## EXERCISE TASKS
1 - Set down the records line for line, unchanged, starting at their first line and stopping after the line that contains "cause-item: the lid".
2 - Take the text on Java's features further, picking up right after its final sentence.

In this example, the first line contains the template keyword, which contains one parameter: RealType . When we use the template class, we must define the value to be used wherever RealType appears within the template.

We declare a template object as follows :

 DataFile<char> chFile; 

Note that the class name is still DataFile , but we include the < and > brackets to define char as the value for RealType . Therefore, when the compiler sees this, it creates a brand-new class from DataFile and char (unless it has already created it). This is different if a class already exists, in which case you create an instance of the class. A template tells Java to create a new class unless the class already exists. This process means that the following code fragment from the original DataFile would go from

 template< class RealType > 
 class DataFile 
 { 
 protected: 
 RealType* m_pData; 
 int m_Size; 

to this:

 class DataFile 
 { 
 protected: 
 char* m_pData; 
 int m_Size; 
 class Person : public IDObject, public Instructor 
 { 
 }; 

Reusable Code

Java has an extensive collection of reusable classes. Common programming tasks such as working with databases, images, and Internet connections are built into Java, as are controls and user interface elements such as buttons and check boxes.

Performance: Interpreted Code

Because Java is interpreted, its performance is typically slower than that of a compiled language such as C++. The Java Virtual Machine interprets the tokenized bytecode of a Java program and executes it. The Java Virtual Machine is, in essence, a program that runs a program.

The benefit of the JVM however, is that the same tokenized code can run on different platforms without having to be recompiled, as long as that platform has a JVM.

Security

Java introduced a security model that stops programs from doing explicitly bad or dangerous things. Because programs run under the JVM, they can only do what the JVM permits them to do. Because the JVM does not permit a program to directly access memory, a Java program cannot do so.

The security model used by Java programs falls into two main categories: applets and applications. Applets are small Java programs specifically designed to be hosted in a web browser such as Internet Explorer or Netscape Navigator. Applets have a very strict security model and are prohibited from performing tasks such as creating connections to systems other than from the system that originated the web page. An applet can connect only to systems that generated the web page that contains the applet.

Applications implement security on a sandbox principle. This means that on a given computer, you can configure the various security attributes for an application and what sort of operations it can perform.

Because of its bytecode nature, however, security in Java is more open than in C++ in one particular aspect: Java programs are easier to decompile (the process of going from tokenized code back to source code). Although the source code generated by popular decompilation programs is hard to read, to say the least, it is much less complicated to read than a program that generates a compiled application (such as a C++ program). For companies wishing to protect their software from hacking or copyright infringement, this is not welcome news.

Portability

Portability has been one of the major strengths of Java. The ability to run the same program on a Macintosh as on a Windows PC makes it very attractive. The initial compatibility problems have been worked out (for some time), and this remains a very positive and robust feature of the language.

In order to run a program on a different operating system, you merely need the appropriate JVM installed on the computer. The problem is that there are several versions (not to be confused with editions ) of Java (version 1.5 will probably be released by the time you read this). A Java 1.4 program will not work on a computer that only has Java 1.2 installed. Many companies that distribute Java applications will install their own Java Runtime Environment (or JRE) to ensure the program will operate correctly.

## MATERIAL PROVIDED
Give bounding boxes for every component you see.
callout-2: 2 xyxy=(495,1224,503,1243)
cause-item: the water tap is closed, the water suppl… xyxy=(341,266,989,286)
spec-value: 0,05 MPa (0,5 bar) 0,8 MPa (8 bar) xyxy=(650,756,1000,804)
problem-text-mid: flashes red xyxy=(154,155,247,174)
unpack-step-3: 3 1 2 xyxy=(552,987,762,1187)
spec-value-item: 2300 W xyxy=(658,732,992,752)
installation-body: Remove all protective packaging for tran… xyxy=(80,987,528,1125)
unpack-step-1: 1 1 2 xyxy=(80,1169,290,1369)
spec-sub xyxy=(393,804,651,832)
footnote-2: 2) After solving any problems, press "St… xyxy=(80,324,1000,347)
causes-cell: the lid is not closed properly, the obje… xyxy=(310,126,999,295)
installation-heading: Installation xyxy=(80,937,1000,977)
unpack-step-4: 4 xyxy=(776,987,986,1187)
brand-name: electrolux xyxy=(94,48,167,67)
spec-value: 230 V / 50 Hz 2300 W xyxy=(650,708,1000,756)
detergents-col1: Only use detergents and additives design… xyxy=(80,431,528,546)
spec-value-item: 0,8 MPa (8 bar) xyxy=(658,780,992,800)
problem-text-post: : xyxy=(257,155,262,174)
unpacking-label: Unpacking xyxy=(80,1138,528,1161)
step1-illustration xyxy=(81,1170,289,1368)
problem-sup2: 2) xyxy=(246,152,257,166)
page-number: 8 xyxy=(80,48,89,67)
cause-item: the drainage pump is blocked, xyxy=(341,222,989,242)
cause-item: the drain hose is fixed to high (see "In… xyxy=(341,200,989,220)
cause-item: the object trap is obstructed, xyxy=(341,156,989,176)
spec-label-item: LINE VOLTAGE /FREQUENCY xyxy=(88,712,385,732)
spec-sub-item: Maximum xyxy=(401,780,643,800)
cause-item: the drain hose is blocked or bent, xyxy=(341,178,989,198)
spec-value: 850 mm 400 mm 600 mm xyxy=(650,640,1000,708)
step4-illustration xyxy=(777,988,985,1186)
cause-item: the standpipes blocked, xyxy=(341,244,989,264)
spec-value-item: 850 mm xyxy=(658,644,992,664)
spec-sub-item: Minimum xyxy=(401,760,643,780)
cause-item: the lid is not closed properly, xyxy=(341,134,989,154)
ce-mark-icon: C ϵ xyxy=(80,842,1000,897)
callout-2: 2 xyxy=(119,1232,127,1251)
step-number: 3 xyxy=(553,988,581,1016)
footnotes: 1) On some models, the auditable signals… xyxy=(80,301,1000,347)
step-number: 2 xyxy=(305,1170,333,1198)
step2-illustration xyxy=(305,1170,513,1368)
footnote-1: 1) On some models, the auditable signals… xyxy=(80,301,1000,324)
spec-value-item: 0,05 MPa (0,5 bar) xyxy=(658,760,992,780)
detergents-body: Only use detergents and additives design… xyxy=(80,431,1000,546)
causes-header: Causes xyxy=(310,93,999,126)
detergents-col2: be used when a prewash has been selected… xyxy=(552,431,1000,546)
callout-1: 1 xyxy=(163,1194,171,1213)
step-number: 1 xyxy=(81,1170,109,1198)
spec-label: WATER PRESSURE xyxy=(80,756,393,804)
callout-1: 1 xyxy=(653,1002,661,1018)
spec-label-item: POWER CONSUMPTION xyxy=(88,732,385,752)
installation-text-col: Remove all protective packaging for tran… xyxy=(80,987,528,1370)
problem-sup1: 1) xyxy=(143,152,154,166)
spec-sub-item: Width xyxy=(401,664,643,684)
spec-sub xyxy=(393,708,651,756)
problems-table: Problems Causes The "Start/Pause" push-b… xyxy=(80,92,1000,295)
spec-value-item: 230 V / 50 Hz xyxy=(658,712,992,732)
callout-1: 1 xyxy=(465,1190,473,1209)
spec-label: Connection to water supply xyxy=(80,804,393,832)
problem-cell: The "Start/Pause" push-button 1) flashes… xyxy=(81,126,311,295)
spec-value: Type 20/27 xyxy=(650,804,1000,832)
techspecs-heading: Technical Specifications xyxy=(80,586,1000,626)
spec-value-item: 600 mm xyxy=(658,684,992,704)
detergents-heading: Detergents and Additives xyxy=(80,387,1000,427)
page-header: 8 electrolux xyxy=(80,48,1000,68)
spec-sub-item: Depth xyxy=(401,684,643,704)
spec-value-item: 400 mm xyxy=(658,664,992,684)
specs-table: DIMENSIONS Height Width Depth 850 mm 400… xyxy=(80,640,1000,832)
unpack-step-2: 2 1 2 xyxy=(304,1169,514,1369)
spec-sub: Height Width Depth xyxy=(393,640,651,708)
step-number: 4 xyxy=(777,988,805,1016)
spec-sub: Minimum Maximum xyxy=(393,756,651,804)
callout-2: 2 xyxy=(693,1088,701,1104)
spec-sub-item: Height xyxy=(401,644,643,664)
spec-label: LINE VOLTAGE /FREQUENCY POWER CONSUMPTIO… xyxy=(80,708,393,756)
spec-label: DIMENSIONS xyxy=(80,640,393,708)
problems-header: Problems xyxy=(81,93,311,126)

## TASK RESULTS
1 -
Give bounding boxes for every component you see.
callout-2: 2 xyxy=(495,1224,503,1243)
cause-item: the water tap is closed, the water suppl… xyxy=(341,266,989,286)
spec-value: 0,05 MPa (0,5 bar) 0,8 MPa (8 bar) xyxy=(650,756,1000,804)
problem-text-mid: flashes red xyxy=(154,155,247,174)
unpack-step-3: 3 1 2 xyxy=(552,987,762,1187)
spec-value-item: 2300 W xyxy=(658,732,992,752)
installation-body: Remove all protective packaging for tran… xyxy=(80,987,528,1125)
unpack-step-1: 1 1 2 xyxy=(80,1169,290,1369)
spec-sub xyxy=(393,804,651,832)
footnote-2: 2) After solving any problems, press "St… xyxy=(80,324,1000,347)
causes-cell: the lid is not closed properly, the obje… xyxy=(310,126,999,295)
installation-heading: Installation xyxy=(80,937,1000,977)
unpack-step-4: 4 xyxy=(776,987,986,1187)
brand-name: electrolux xyxy=(94,48,167,67)
spec-value: 230 V / 50 Hz 2300 W xyxy=(650,708,1000,756)
detergents-col1: Only use detergents and additives design… xyxy=(80,431,528,546)
spec-value-item: 0,8 MPa (8 bar) xyxy=(658,780,992,800)
problem-text-post: : xyxy=(257,155,262,174)
unpacking-label: Unpacking xyxy=(80,1138,528,1161)
step1-illustration xyxy=(81,1170,289,1368)
problem-sup2: 2) xyxy=(246,152,257,166)
page-number: 8 xyxy=(80,48,89,67)
cause-item: the drainage pump is blocked, xyxy=(341,222,989,242)
cause-item: the drain hose is fixed to high (see "In… xyxy=(341,200,989,220)
cause-item: the object trap is obstructed, xyxy=(341,156,989,176)
spec-label-item: LINE VOLTAGE /FREQUENCY xyxy=(88,712,385,732)
spec-sub-item: Maximum xyxy=(401,780,643,800)
cause-item: the drain hose is blocked or bent, xyxy=(341,178,989,198)
spec-value: 850 mm 400 mm 600 mm xyxy=(650,640,1000,708)
step4-illustration xyxy=(777,988,985,1186)
cause-item: the standpipes blocked, xyxy=(341,244,989,264)
spec-value-item: 850 mm xyxy=(658,644,992,664)
spec-sub-item: Minimum xyxy=(401,760,643,780)
cause-item: the lid is not closed properly, xyxy=(341,134,989,154)

2 -
As described earlier in Table 12-1, Java is available for servers, desktops, and handheld devices.

One of the disadvantages of Java is that there is no recognized standard. Whereas C++ and C# both have achieved some sort of recognized standard by a noncommercial committee, Java has not. Sun remains the owner and director of Java, and they decide how and when to change it. Sun recognizes that making drastic changes at this point in time would be a serious error, but the change from 1.0 to 1.1 was a major change that left many programmers wary of future changes. Furthermore, many companies such as HP and IBM are also greatly interested in furthering Java, and they have made their own non-Sun-approved additions (the SWT found in the open-source Eclipse project is a notable item).

Garbage Collection

Java implements garbage collection, meaning that you don t have to worry about releasing the memory you have allocated. If you create an object in Java, you are given a reference to it. If that reference goes out of scope, Java will automatically release any memory that the object used.

Consider the following C++ and Java examples:

 // C++: 
 void Foo() 
 { 
 DataFile* pFile = new DataFile; 
 pFile->Open( "log.dat" ); 
 } 
 // Java 
 public void Foo()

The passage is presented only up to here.